# Provided information
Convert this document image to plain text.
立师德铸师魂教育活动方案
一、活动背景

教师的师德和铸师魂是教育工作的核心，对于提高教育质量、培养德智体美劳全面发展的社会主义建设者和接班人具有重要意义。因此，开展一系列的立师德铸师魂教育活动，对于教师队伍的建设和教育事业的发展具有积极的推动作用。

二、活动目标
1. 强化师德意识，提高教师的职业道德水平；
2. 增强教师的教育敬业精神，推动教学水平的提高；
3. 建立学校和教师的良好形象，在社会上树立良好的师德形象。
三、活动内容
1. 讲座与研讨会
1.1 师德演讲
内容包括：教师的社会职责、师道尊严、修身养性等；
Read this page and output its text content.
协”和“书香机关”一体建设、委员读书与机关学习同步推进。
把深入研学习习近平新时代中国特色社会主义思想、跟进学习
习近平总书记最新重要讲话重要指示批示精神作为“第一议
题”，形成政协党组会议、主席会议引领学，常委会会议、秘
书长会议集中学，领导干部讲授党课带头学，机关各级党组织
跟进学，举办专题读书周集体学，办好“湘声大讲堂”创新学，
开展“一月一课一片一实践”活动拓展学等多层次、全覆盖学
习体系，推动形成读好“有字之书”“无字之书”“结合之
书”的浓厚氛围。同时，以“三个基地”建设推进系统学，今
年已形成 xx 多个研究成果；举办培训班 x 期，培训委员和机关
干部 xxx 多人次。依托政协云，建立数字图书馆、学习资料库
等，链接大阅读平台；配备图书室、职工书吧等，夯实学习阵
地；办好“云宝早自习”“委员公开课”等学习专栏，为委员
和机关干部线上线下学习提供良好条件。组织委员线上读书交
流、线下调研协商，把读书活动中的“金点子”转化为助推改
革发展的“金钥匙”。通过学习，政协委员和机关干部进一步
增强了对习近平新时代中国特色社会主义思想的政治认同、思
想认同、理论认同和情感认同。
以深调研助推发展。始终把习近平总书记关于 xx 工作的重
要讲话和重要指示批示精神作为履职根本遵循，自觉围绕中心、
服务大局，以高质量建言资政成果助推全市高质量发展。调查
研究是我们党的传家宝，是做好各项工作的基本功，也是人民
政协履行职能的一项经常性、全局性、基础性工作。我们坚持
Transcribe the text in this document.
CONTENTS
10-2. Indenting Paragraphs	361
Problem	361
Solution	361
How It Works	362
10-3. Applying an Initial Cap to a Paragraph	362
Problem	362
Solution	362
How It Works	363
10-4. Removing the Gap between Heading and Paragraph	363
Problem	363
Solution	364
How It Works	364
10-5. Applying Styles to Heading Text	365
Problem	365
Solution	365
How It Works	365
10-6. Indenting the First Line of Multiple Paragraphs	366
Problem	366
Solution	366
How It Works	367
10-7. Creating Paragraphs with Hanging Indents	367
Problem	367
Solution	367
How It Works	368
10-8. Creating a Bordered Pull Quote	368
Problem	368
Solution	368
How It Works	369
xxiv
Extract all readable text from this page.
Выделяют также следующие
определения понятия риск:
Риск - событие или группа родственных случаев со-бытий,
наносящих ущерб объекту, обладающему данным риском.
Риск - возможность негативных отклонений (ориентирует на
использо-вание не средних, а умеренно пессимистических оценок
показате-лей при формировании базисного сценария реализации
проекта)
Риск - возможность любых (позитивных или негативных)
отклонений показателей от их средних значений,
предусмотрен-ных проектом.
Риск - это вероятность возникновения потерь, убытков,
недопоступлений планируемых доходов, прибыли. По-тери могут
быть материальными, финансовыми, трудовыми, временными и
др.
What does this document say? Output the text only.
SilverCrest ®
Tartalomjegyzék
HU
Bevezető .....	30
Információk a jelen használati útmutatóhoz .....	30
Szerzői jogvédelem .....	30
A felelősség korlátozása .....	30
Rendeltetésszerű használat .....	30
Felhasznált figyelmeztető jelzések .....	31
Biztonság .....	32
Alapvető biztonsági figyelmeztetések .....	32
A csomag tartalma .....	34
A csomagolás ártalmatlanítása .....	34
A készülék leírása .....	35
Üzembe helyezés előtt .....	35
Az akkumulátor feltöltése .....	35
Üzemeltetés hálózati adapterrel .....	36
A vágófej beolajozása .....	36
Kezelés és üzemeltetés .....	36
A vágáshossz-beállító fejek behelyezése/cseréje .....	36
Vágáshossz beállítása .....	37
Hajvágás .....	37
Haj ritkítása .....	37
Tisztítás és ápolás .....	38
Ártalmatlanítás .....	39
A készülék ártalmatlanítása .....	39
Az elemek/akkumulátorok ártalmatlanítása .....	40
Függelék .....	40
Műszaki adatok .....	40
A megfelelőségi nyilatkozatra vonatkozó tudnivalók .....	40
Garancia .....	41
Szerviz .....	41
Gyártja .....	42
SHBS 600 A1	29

# Request
Find every line with the word "негативных" and state how many there are, with no other words.

# Correct result
2